サステナブルやエシカルとはそもそも何か?違いはあるの?
エシカルもサステナブルもファッション業界で声が上がるワードになりましたが、「カタカナだらけでよくわからない」という人もいるでしょう。まずは、「サステナブル」や「エシカル」という言葉を別々に考えるとわかりやすいかもしれません。
サステナブルは地球の未来を考えること
「持続可能な」と訳される「サステナブル」とは、地球の未来を考えた世の中の構造づくり、あるいは地球未来を考えたひとりひとりの行動のことです。ファッション業界の場合、衣服の素材や廃棄方法などを地球環境目線で考えることが該当します。
エシカルは社会を考えること
一方の「エシカル」とは英語で「倫理的な」と訳され、消費の立場から社会を考えることです。
- 人権問題
- 社会問題
- 環境問題
- 動物愛護
より良いファッション産業を構築するための共同運動「Ethical Fashion Forum」が2006年に設立したことが、日本へのエシカル意識を促す動きのきっかけとなったと言っても良いでしょう。
ファッション業界で巻き起こるエシカル・サステナブル問題
日本のファッション業界でエシカル・サステナブル問題が起こっているということは、まだ浸透していないと言えます。しかし、世界的に見ると昨今のファッション業界では、洋服の製造から消費までの間に発生するごみ問題や環境問題・労働者の人権問題などを問題視する声が上がっているのです。
服の大量生産・大量廃棄
着用しなくなった服を何気なくゴミとして処分している人もいるでしょう。その裏では、誰の手にもわたることのない売れ残った洋服が、日本だけでも年間おおよそ10億枚廃棄されています。

• 課題の内容
サステナブルとエシカルについての文章では、まず二つの言葉を別々に考えることを勧めています。なぜそうするとよいのか、文章に書かれている理由を説明してください。

• 提供データ
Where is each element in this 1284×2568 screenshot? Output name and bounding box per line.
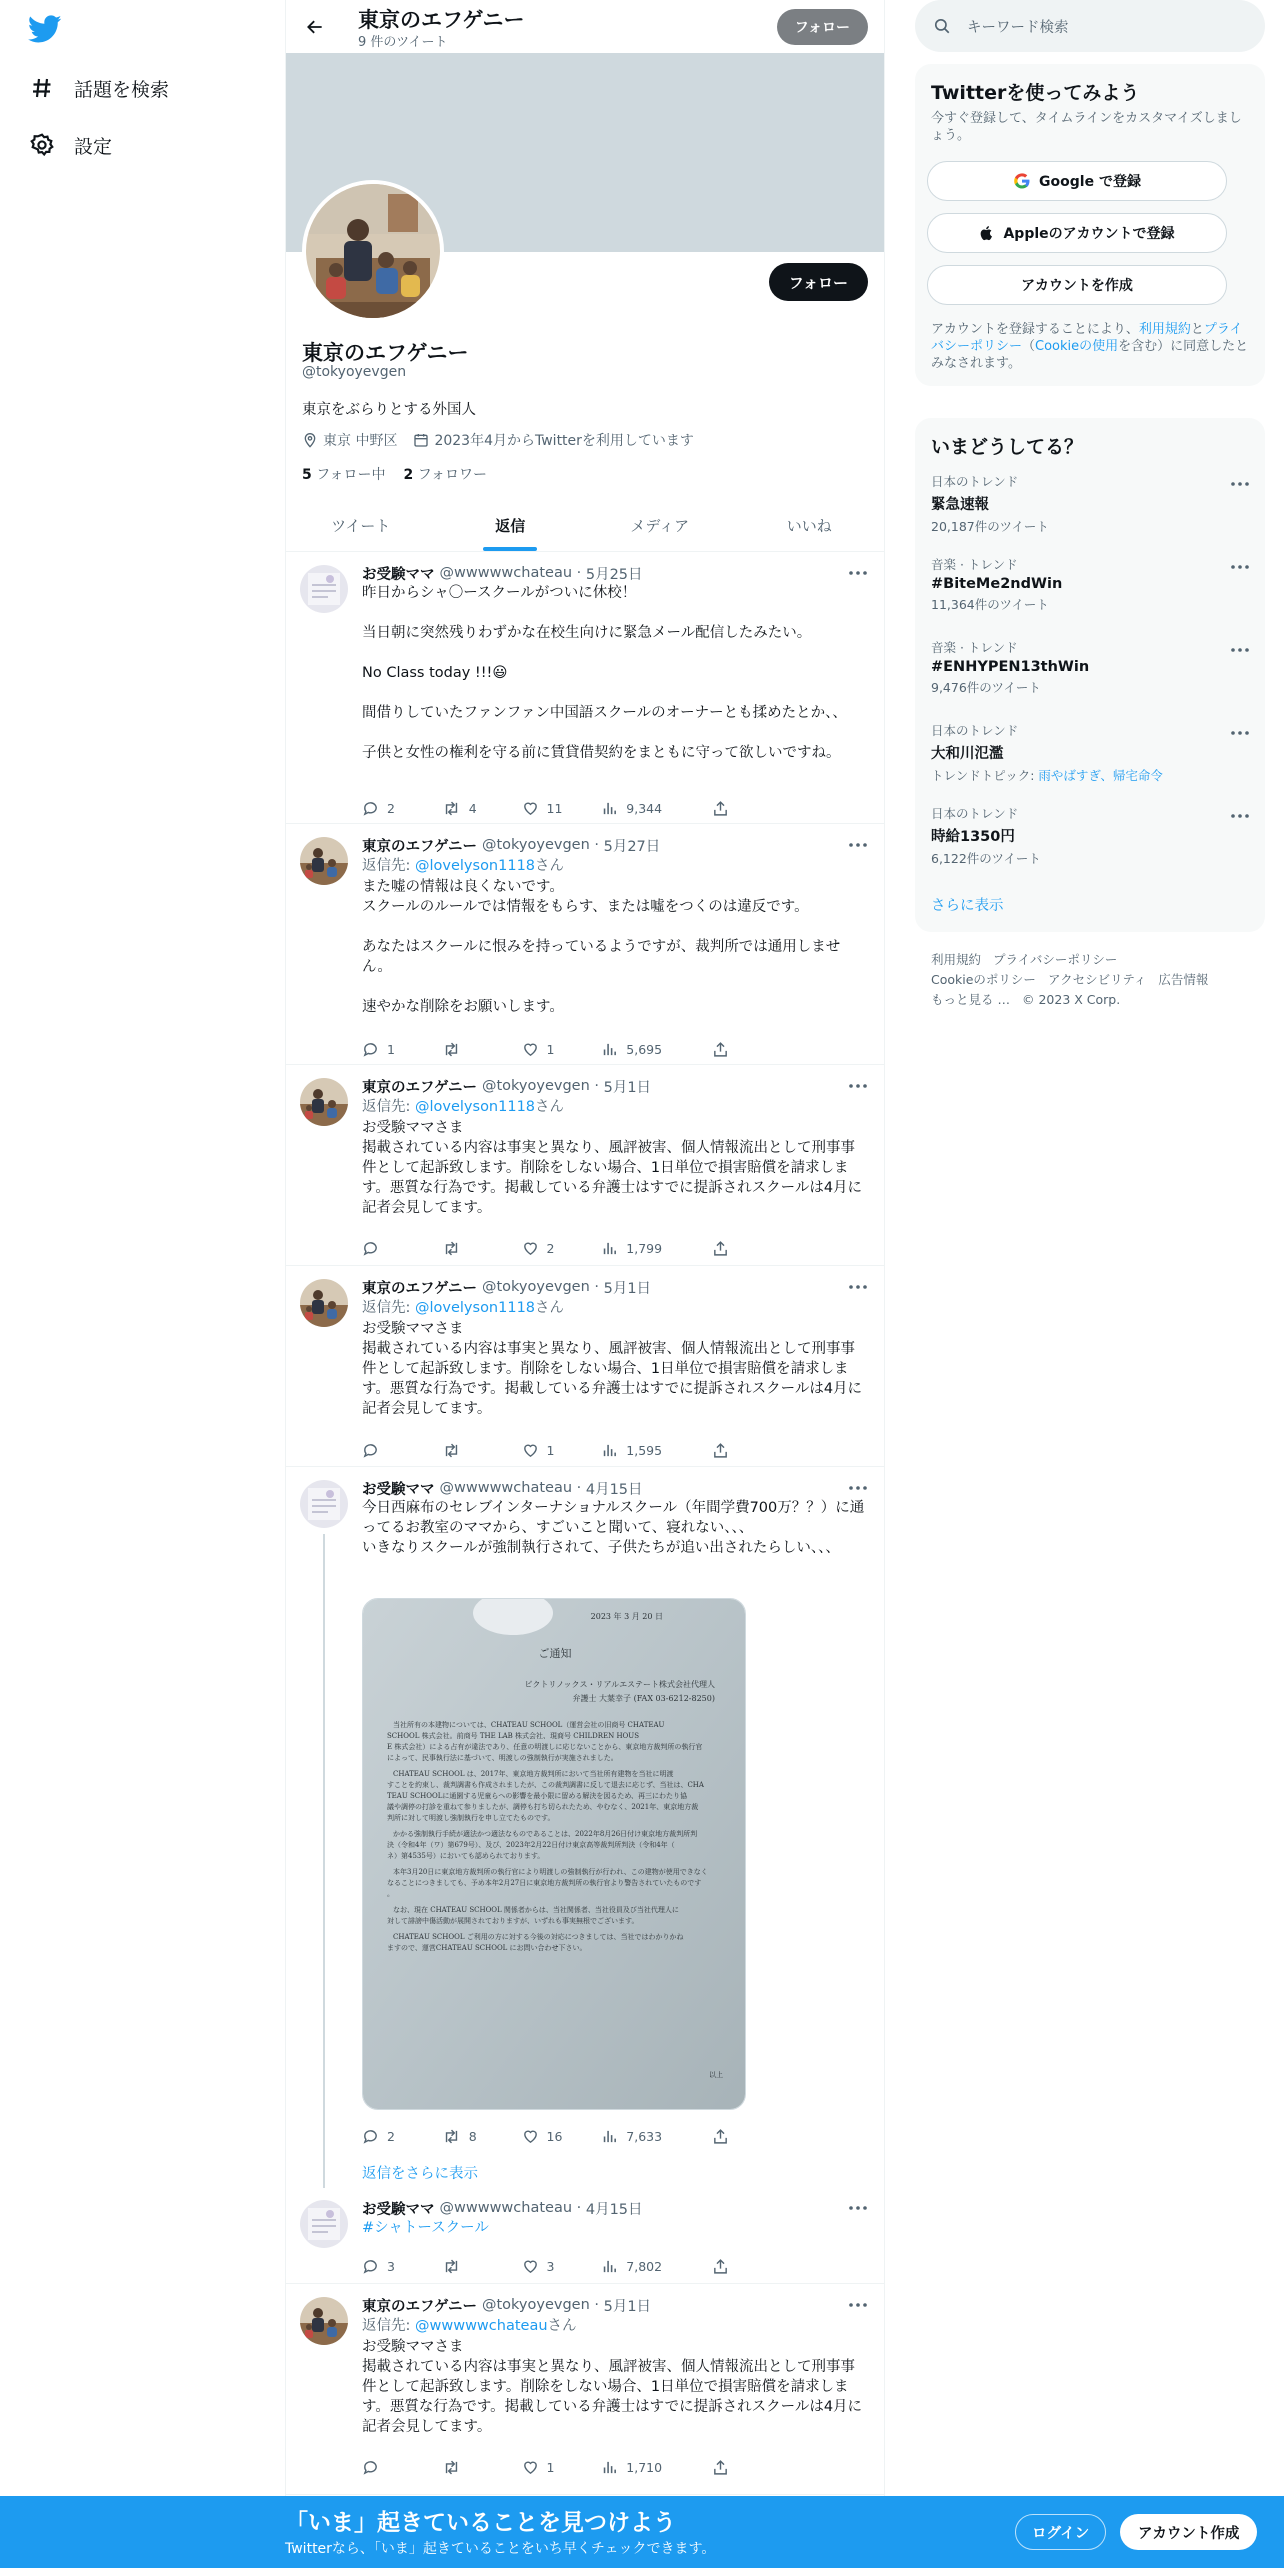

• 問題の答え
どちらもファッション業界でよく聞く言葉になりましたが、「カタカナだらけでよくわからない」という人もいるからです。そのため、「サステナブル」と「エシカル」を別々に考えるとわかりやすいかもしれない、と文章は述べています。